** Begin **

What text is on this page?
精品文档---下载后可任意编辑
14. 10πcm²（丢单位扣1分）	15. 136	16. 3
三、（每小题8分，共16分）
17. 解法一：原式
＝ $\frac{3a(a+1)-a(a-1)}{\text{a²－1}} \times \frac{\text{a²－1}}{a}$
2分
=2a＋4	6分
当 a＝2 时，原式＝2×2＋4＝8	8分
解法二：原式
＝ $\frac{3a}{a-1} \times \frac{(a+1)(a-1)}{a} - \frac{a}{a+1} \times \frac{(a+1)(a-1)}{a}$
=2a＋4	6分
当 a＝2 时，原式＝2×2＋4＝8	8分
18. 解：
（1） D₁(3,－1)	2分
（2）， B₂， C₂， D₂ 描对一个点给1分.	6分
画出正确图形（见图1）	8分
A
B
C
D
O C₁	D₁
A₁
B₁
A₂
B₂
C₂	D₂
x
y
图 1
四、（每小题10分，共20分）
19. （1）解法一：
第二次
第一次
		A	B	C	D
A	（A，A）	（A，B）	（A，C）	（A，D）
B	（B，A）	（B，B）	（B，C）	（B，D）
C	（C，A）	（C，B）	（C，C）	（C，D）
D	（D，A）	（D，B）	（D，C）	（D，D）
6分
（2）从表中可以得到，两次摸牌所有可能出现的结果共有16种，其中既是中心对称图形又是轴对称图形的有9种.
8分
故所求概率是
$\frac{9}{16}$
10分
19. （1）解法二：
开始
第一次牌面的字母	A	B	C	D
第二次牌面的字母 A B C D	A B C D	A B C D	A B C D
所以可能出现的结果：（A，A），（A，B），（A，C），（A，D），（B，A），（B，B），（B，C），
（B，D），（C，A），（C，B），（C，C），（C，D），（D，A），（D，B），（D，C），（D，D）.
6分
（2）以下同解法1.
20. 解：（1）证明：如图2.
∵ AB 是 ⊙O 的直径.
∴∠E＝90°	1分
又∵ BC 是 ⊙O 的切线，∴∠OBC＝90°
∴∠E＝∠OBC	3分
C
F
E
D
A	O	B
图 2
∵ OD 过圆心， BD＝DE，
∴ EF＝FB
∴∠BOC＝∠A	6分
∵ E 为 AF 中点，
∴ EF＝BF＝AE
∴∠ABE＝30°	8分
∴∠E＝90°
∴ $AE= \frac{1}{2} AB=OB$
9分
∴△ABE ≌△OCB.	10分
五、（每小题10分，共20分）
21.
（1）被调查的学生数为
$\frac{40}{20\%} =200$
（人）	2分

** End **

EXERCISE REQUIREMENTS:
Print the material verbatim, all of it.

IN RESPONSE:
What text is on this page?
精品文档---下载后可任意编辑
14. 10πcm²（丢单位扣1分）	15. 136	16. 3
三、（每小题8分，共16分）
17. 解法一：原式
＝ $\frac{3a(a+1)-a(a-1)}{\text{a²－1}} \times \frac{\text{a²－1}}{a}$
2分
=2a＋4	6分
当 a＝2 时，原式＝2×2＋4＝8	8分
解法二：原式
＝ $\frac{3a}{a-1} \times \frac{(a+1)(a-1)}{a} - \frac{a}{a+1} \times \frac{(a+1)(a-1)}{a}$
=2a＋4	6分
当 a＝2 时，原式＝2×2＋4＝8	8分
18. 解：
（1） D₁(3,－1)	2分
（2）， B₂， C₂， D₂ 描对一个点给1分.	6分
画出正确图形（见图1）	8分
A
B
C
D
O C₁	D₁
A₁
B₁
A₂
B₂
C₂	D₂
x
y
图 1
四、（每小题10分，共20分）
19. （1）解法一：
第二次
第一次
		A	B	C	D
A	（A，A）	（A，B）	（A，C）	（A，D）
B	（B，A）	（B，B）	（B，C）	（B，D）
C	（C，A）	（C，B）	（C，C）	（C，D）
D	（D，A）	（D，B）	（D，C）	（D，D）
6分
（2）从表中可以得到，两次摸牌所有可能出现的结果共有16种，其中既是中心对称图形又是轴对称图形的有9种.
8分
故所求概率是
$\frac{9}{16}$
10分
19. （1）解法二：
开始
第一次牌面的字母	A	B	C	D
第二次牌面的字母 A B C D	A B C D	A B C D	A B C D
所以可能出现的结果：（A，A），（A，B），（A，C），（A，D），（B，A），（B，B），（B，C），
（B，D），（C，A），（C，B），（C，C），（C，D），（D，A），（D，B），（D，C），（D，D）.
6分
（2）以下同解法1.
20. 解：（1）证明：如图2.
∵ AB 是 ⊙O 的直径.
∴∠E＝90°	1分
又∵ BC 是 ⊙O 的切线，∴∠OBC＝90°
∴∠E＝∠OBC	3分
C
F
E
D
A	O	B
图 2
∵ OD 过圆心， BD＝DE，
∴ EF＝FB
∴∠BOC＝∠A	6分
∵ E 为 AF 中点，
∴ EF＝BF＝AE
∴∠ABE＝30°	8分
∴∠E＝90°
∴ $AE= \frac{1}{2} AB=OB$
9分
∴△ABE ≌△OCB.	10分
五、（每小题10分，共20分）
21.
（1）被调查的学生数为
$\frac{40}{20\%} =200$
（人）	2分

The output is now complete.